Set down each record exactly as written.

[Start]

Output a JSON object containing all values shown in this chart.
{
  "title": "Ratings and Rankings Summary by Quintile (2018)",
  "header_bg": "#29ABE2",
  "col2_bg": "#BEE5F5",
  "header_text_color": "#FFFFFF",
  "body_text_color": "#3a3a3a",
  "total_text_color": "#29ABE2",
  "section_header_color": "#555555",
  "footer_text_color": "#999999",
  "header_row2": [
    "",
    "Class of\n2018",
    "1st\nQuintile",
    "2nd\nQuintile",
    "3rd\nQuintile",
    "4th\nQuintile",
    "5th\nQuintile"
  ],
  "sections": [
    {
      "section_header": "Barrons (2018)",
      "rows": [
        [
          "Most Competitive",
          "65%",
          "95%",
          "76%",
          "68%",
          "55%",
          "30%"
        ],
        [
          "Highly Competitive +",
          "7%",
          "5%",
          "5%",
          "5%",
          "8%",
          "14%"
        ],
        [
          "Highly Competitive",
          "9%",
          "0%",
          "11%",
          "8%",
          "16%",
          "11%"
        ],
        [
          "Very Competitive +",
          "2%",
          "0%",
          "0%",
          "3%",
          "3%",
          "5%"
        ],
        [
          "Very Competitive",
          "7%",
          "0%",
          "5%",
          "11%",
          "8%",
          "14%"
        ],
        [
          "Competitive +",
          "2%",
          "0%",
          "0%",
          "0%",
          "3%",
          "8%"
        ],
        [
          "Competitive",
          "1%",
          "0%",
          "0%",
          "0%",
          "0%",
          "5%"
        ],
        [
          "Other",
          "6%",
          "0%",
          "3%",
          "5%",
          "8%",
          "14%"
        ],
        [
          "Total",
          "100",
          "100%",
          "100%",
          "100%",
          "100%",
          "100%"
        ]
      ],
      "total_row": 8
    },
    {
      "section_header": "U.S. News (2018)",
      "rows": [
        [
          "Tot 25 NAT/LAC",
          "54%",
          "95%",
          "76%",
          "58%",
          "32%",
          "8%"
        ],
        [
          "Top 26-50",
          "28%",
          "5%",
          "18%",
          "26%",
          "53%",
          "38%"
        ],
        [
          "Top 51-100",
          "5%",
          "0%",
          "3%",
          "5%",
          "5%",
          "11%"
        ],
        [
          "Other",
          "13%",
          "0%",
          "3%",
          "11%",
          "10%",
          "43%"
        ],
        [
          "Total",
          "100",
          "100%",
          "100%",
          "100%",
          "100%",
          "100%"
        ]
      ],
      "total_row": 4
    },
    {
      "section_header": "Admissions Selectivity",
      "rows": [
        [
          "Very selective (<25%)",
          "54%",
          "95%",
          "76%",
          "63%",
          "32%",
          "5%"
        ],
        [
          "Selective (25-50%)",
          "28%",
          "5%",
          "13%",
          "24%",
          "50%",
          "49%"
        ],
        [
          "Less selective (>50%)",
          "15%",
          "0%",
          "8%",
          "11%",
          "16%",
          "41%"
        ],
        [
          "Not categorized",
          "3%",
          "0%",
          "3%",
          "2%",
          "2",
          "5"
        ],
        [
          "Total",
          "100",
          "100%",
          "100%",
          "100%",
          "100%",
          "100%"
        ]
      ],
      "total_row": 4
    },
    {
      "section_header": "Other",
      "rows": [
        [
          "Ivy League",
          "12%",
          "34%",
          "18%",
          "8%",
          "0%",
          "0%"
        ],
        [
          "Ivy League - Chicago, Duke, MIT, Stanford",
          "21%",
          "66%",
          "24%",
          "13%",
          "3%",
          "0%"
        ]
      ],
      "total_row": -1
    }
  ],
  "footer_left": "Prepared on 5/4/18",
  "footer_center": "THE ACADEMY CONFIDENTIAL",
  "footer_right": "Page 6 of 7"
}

[End]

## Finished exercise
Output a JSON object containing all values shown in this chart.
{
  "title": "Ratings and Rankings Summary by Quintile (2018)",
  "header_bg": "#29ABE2",
  "col2_bg": "#BEE5F5",
  "header_text_color": "#FFFFFF",
  "body_text_color": "#3a3a3a",
  "total_text_color": "#29ABE2",
  "section_header_color": "#555555",
  "footer_text_color": "#999999",
  "header_row2": [
    "",
    "Class of\n2018",
    "1st\nQuintile",
    "2nd\nQuintile",
    "3rd\nQuintile",
    "4th\nQuintile",
    "5th\nQuintile"
  ],
  "sections": [
    {
      "section_header": "Barrons (2018)",
      "rows": [
        [
          "Most Competitive",
          "65%",
          "95%",
          "76%",
          "68%",
          "55%",
          "30%"
        ],
        [
          "Highly Competitive +",
          "7%",
          "5%",
          "5%",
          "5%",
          "8%",
          "14%"
        ],
        [
          "Highly Competitive",
          "9%",
          "0%",
          "11%",
          "8%",
          "16%",
          "11%"
        ],
        [
          "Very Competitive +",
          "2%",
          "0%",
          "0%",
          "3%",
          "3%",
          "5%"
        ],
        [
          "Very Competitive",
          "7%",
          "0%",
          "5%",
          "11%",
          "8%",
          "14%"
        ],
        [
          "Competitive +",
          "2%",
          "0%",
          "0%",
          "0%",
          "3%",
          "8%"
        ],
        [
          "Competitive",
          "1%",
          "0%",
          "0%",
          "0%",
          "0%",
          "5%"
        ],
        [
          "Other",
          "6%",
          "0%",
          "3%",
          "5%",
          "8%",
          "14%"
        ],
        [
          "Total",
          "100",
          "100%",
          "100%",
          "100%",
          "100%",
          "100%"
        ]
      ],
      "total_row": 8
    },
    {
      "section_header": "U.S. News (2018)",
      "rows": [
        [
          "Tot 25 NAT/LAC",
          "54%",
          "95%",
          "76%",
          "58%",
          "32%",
          "8%"
        ],
        [
          "Top 26-50",
          "28%",
          "5%",
          "18%",
          "26%",
          "53%",
          "38%"
        ],
        [
          "Top 51-100",
          "5%",
          "0%",
          "3%",
          "5%",
          "5%",
          "11%"
        ],
        [
          "Other",
          "13%",
          "0%",
          "3%",
          "11%",
          "10%",
          "43%"
        ],
        [
          "Total",
          "100",
          "100%",
          "100%",
          "100%",
          "100%",
          "100%"
        ]
      ],
      "total_row": 4
    },
    {
      "section_header": "Admissions Selectivity",
      "rows": [
        [
          "Very selective (<25%)",
          "54%",
          "95%",
          "76%",
          "63%",
          "32%",
          "5%"
        ],
        [
          "Selective (25-50%)",
          "28%",
          "5%",
          "13%",
          "24%",
          "50%",
          "49%"
        ],
        [
          "Less selective (>50%)",
          "15%",
          "0%",
          "8%",
          "11%",
          "16%",
          "41%"
        ],
        [
          "Not categorized",
          "3%",
          "0%",
          "3%",
          "2%",
          "2",
          "5"
        ],
        [
          "Total",
          "100",
          "100%",
          "100%",
          "100%",
          "100%",
          "100%"
        ]
      ],
      "total_row": 4
    },
    {
      "section_header": "Other",
      "rows": [
        [
          "Ivy League",
          "12%",
          "34%",
          "18%",
          "8%",
          "0%",
          "0%"
        ],
        [
          "Ivy League - Chicago, Duke, MIT, Stanford",
          "21%",
          "66%",
          "24%",
          "13%",
          "3%",
          "0%"
        ]
      ],
      "total_row": -1
    }
  ],
  "footer_left": "Prepared on 5/4/18",
  "footer_center": "THE ACADEMY CONFIDENTIAL",
  "footer_right": "Page 6 of 7"
}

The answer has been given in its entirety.